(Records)
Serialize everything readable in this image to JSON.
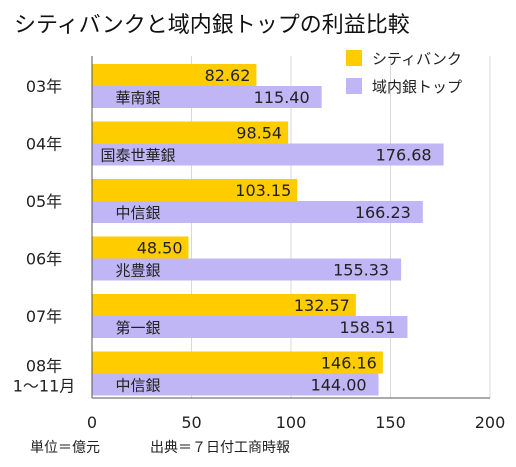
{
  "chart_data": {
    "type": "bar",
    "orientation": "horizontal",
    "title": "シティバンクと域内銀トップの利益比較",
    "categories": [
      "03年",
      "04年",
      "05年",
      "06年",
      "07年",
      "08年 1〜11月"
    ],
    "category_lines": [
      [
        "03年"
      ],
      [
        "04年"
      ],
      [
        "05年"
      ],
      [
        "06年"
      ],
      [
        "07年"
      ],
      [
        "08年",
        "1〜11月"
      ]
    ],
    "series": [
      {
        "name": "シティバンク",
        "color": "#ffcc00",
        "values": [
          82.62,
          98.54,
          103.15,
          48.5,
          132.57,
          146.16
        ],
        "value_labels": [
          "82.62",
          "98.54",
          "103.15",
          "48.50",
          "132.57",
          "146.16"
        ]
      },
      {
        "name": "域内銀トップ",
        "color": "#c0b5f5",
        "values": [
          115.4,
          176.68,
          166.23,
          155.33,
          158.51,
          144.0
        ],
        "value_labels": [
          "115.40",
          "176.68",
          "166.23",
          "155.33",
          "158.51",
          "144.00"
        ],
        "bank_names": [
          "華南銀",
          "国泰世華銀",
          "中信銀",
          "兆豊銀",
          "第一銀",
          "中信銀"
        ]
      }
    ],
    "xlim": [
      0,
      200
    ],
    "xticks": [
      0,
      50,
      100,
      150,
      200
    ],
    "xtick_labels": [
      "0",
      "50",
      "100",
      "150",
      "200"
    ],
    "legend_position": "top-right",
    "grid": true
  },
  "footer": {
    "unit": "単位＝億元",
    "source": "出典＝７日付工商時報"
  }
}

* * *

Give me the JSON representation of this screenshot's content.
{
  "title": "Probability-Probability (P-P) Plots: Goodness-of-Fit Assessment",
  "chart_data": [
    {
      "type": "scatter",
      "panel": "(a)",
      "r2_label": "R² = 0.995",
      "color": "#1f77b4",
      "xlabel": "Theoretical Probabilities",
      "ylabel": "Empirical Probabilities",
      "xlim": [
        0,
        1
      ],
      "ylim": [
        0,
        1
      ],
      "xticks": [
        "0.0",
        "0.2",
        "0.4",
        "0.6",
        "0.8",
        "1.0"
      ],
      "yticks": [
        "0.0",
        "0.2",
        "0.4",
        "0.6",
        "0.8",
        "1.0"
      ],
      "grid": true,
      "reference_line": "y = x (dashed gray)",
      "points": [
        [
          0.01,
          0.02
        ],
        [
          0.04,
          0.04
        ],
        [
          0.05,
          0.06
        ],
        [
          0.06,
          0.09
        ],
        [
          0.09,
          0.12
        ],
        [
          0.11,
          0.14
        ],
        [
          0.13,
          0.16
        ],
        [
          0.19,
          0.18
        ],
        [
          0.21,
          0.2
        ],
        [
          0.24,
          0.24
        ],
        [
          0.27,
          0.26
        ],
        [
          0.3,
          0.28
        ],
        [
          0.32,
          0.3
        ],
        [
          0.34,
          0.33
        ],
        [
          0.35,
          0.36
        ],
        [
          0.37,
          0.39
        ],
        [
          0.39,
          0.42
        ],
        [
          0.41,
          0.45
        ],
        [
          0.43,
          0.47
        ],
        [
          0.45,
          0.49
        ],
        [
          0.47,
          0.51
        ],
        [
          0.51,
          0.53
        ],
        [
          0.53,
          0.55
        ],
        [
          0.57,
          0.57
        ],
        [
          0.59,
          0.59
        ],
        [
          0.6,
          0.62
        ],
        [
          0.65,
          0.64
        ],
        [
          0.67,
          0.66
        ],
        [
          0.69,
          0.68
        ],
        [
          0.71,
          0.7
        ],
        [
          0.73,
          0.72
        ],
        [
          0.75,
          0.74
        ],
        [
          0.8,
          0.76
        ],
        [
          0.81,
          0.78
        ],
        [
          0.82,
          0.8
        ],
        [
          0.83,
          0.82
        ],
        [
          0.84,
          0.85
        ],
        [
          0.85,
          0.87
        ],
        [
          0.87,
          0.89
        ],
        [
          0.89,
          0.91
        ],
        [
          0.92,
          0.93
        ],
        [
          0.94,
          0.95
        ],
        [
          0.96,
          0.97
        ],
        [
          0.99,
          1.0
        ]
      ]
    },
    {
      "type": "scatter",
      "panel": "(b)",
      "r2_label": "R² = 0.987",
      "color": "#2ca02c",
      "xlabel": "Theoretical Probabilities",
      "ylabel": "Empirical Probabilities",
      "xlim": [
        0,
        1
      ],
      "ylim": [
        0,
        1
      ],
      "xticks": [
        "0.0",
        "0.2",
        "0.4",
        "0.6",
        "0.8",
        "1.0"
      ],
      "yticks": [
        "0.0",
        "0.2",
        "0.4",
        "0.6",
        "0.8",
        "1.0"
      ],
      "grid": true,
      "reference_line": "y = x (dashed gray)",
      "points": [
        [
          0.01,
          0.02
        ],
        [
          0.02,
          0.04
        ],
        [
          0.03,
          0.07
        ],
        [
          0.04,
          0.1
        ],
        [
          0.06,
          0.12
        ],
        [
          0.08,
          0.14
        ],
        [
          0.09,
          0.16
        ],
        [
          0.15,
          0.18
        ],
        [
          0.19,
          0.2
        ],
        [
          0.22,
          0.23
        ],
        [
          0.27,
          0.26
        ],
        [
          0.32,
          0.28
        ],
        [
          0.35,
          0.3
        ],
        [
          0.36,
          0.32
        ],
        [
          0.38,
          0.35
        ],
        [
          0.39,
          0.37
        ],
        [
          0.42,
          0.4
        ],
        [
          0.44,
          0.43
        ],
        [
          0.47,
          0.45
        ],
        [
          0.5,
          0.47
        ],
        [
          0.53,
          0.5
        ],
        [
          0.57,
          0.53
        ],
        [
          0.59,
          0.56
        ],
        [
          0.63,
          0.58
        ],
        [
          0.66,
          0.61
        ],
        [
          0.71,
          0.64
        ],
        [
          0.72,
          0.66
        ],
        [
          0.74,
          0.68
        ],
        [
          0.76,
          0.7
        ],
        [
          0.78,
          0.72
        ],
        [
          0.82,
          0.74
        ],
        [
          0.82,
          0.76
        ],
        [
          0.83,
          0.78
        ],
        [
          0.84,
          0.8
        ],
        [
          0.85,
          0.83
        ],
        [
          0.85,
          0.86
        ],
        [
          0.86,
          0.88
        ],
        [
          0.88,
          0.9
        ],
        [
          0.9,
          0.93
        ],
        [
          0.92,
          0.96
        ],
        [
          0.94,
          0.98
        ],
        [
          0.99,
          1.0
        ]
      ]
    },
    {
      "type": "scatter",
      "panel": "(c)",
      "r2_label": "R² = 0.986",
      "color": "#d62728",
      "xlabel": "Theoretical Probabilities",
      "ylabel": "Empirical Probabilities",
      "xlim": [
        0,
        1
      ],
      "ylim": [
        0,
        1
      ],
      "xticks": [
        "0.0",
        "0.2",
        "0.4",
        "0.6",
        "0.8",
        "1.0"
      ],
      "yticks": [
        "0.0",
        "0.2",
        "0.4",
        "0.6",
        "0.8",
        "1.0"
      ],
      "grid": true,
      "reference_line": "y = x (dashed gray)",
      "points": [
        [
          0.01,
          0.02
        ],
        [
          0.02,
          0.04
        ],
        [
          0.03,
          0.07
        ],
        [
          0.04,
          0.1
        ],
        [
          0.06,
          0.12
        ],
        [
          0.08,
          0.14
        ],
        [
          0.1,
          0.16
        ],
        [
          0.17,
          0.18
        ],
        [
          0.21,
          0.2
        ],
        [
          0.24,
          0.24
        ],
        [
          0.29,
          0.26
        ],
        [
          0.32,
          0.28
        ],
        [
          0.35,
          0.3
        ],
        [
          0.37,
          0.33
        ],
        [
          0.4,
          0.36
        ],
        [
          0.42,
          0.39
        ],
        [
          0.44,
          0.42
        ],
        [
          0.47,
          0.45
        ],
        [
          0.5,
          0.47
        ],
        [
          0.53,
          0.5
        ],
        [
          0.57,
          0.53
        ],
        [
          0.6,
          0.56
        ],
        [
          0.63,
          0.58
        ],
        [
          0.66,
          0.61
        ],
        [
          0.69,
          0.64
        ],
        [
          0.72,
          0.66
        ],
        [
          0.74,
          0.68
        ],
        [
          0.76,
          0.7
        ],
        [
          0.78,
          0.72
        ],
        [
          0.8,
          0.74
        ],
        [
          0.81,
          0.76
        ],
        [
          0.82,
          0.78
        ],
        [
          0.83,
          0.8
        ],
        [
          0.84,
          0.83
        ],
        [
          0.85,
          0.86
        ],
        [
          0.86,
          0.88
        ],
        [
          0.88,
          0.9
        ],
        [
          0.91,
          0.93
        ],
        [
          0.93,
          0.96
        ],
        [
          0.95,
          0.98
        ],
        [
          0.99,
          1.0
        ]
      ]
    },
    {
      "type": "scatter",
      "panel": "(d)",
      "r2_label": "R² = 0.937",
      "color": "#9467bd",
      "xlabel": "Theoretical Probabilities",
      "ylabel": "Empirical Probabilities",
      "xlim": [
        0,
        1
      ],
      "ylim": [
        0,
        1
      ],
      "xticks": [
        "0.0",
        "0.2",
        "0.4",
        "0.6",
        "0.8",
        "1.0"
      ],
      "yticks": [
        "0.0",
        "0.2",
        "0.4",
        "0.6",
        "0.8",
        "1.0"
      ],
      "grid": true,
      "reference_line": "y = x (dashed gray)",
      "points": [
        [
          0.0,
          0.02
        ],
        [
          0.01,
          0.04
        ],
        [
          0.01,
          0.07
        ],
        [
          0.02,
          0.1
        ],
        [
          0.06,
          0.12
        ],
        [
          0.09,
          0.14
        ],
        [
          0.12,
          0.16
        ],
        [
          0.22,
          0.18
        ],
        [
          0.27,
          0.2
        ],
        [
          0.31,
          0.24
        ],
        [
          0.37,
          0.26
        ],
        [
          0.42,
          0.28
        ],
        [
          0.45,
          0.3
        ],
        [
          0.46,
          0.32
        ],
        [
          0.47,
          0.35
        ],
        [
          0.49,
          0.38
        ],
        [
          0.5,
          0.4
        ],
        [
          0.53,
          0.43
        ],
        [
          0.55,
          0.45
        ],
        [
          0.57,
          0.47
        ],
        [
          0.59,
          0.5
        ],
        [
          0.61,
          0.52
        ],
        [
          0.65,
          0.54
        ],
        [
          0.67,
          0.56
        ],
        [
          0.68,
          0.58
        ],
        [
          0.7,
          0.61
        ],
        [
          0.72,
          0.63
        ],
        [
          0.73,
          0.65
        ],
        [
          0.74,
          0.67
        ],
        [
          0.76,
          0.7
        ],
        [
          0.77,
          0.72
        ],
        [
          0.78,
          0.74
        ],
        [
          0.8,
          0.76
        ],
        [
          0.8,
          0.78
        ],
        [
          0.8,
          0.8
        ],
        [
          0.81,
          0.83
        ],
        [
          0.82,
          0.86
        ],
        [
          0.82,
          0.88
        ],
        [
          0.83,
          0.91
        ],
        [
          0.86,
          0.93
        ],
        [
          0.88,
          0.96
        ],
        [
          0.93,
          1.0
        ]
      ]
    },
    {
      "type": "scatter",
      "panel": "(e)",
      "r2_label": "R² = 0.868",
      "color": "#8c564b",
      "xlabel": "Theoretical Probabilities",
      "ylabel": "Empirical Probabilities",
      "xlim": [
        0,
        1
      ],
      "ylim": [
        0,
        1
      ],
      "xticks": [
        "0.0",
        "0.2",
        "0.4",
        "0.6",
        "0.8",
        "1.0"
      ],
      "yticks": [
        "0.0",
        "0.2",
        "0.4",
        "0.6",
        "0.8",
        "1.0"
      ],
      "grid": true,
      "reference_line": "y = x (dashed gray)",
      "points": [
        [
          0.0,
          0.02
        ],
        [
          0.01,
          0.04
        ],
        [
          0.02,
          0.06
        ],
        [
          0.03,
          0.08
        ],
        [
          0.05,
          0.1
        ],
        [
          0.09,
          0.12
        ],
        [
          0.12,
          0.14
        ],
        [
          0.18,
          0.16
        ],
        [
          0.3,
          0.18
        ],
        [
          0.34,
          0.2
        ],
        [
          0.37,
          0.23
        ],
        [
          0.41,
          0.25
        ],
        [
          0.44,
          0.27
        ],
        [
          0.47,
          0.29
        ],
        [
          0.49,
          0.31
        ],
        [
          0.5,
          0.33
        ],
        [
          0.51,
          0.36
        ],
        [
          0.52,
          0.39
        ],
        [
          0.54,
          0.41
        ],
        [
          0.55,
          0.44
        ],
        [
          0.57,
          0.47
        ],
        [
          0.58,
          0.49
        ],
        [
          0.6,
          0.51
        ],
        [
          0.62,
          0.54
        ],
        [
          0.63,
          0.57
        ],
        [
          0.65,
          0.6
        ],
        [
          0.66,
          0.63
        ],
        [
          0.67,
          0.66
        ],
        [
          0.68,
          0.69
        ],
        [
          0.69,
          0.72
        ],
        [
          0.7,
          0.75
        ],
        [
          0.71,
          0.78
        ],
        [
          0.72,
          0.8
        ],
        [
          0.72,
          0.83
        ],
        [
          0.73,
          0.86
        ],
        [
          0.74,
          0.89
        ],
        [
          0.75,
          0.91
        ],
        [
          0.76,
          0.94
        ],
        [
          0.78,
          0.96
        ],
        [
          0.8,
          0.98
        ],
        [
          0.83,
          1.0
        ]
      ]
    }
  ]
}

---

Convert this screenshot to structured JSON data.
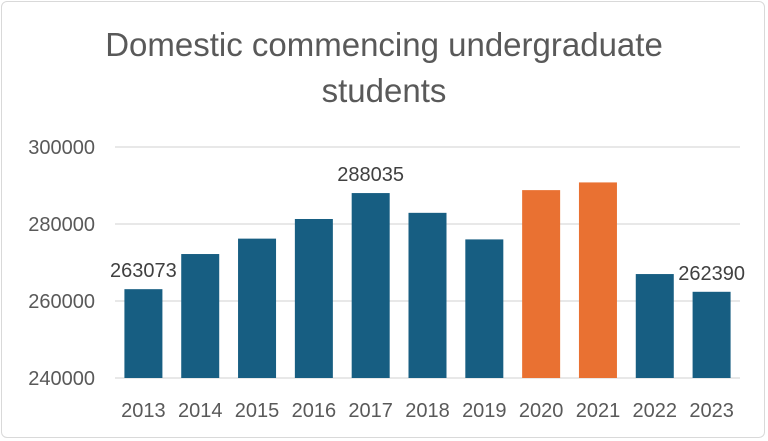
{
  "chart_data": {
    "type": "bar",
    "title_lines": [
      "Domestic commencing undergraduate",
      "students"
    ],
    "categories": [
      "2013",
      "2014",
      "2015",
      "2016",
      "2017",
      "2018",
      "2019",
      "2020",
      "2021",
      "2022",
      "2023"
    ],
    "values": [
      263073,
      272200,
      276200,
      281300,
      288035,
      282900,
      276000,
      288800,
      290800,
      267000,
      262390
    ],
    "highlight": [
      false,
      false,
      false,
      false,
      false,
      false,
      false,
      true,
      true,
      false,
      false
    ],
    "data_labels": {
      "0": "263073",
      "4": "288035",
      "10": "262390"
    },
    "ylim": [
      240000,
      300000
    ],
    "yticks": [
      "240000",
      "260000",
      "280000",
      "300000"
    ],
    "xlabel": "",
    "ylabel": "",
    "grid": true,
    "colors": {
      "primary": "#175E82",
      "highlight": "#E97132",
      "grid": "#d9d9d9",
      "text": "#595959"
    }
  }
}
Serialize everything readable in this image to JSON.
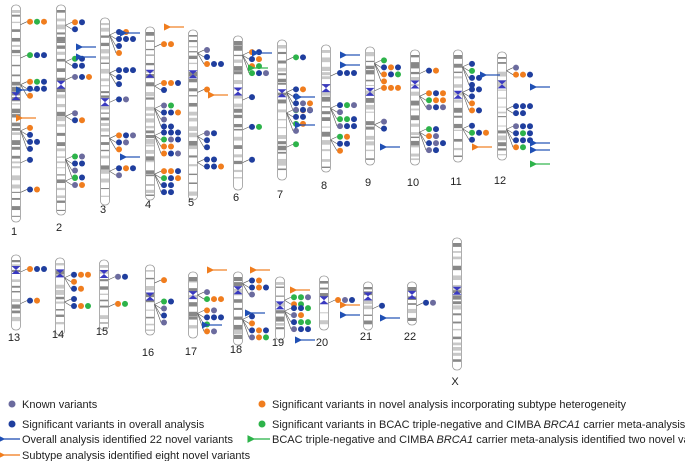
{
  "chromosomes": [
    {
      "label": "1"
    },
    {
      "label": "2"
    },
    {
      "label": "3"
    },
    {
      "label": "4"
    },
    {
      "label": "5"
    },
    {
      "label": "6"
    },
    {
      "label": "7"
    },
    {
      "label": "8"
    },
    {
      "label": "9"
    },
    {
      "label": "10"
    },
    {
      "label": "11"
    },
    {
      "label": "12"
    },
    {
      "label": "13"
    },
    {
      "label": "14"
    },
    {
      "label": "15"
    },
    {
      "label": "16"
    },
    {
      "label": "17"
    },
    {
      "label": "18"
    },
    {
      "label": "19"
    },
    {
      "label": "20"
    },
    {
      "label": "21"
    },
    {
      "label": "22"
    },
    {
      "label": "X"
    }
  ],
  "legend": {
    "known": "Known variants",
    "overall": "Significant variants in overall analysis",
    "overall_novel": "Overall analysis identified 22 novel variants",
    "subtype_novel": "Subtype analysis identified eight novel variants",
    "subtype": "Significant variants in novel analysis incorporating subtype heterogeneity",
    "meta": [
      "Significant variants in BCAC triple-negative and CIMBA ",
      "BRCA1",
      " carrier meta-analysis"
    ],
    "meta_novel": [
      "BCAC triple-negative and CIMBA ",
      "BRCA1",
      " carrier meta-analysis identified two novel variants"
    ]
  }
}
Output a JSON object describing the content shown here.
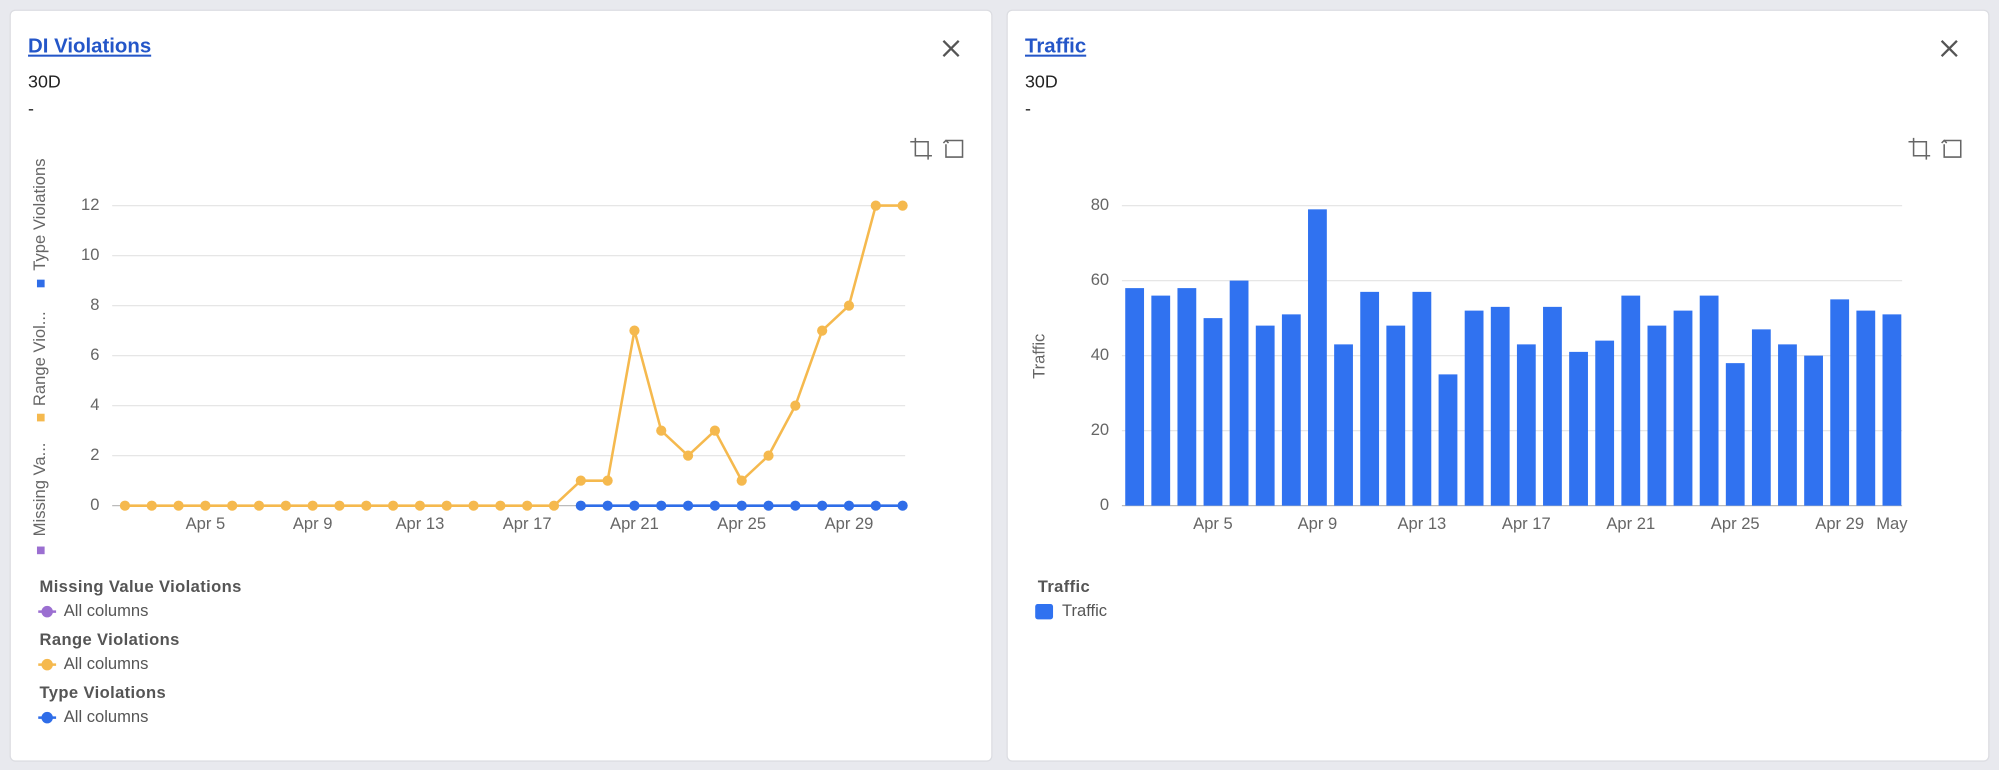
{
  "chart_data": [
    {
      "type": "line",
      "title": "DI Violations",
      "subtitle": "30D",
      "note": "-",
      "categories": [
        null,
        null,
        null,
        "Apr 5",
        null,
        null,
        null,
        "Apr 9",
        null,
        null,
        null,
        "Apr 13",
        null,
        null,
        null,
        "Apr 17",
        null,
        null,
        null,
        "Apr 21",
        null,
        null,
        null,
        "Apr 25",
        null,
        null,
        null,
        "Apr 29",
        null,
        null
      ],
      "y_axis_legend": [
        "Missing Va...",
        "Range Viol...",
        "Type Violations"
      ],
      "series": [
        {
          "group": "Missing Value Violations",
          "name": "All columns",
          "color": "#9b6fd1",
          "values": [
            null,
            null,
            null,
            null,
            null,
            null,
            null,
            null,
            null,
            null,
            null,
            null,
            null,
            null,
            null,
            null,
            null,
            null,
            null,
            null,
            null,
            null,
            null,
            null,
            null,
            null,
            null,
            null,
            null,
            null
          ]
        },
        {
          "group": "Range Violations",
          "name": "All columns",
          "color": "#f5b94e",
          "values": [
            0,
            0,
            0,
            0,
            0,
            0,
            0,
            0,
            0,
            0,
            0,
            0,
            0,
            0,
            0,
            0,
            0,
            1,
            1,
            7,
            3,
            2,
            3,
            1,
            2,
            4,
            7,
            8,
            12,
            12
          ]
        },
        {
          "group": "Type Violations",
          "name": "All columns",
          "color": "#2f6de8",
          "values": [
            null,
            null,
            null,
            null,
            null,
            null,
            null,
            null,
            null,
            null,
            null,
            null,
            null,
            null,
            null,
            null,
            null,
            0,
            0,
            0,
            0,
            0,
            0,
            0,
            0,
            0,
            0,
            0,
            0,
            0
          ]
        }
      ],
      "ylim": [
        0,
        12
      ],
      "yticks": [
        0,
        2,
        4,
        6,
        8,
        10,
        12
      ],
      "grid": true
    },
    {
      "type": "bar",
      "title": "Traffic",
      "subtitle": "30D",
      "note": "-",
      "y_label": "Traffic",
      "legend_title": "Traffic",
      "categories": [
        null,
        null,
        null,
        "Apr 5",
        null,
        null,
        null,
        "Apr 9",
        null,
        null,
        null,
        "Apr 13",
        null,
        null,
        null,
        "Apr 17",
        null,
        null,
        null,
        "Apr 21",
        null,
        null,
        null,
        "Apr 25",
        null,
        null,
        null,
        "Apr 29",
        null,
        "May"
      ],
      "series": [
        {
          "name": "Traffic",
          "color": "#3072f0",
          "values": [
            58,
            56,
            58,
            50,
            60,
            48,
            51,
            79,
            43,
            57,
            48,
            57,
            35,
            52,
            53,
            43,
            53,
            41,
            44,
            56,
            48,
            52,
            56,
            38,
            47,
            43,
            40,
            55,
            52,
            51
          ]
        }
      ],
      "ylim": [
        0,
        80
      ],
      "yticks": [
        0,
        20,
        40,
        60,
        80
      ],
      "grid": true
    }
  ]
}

» **GIVEN PROBLEM**
Go through the data and gather every line that holds "BCAC".

» **RESULT OF THE EXERCISE**
      "Significant variants in BCAC triple-negative and CIMBA ",
      "BCAC triple-negative and CIMBA ",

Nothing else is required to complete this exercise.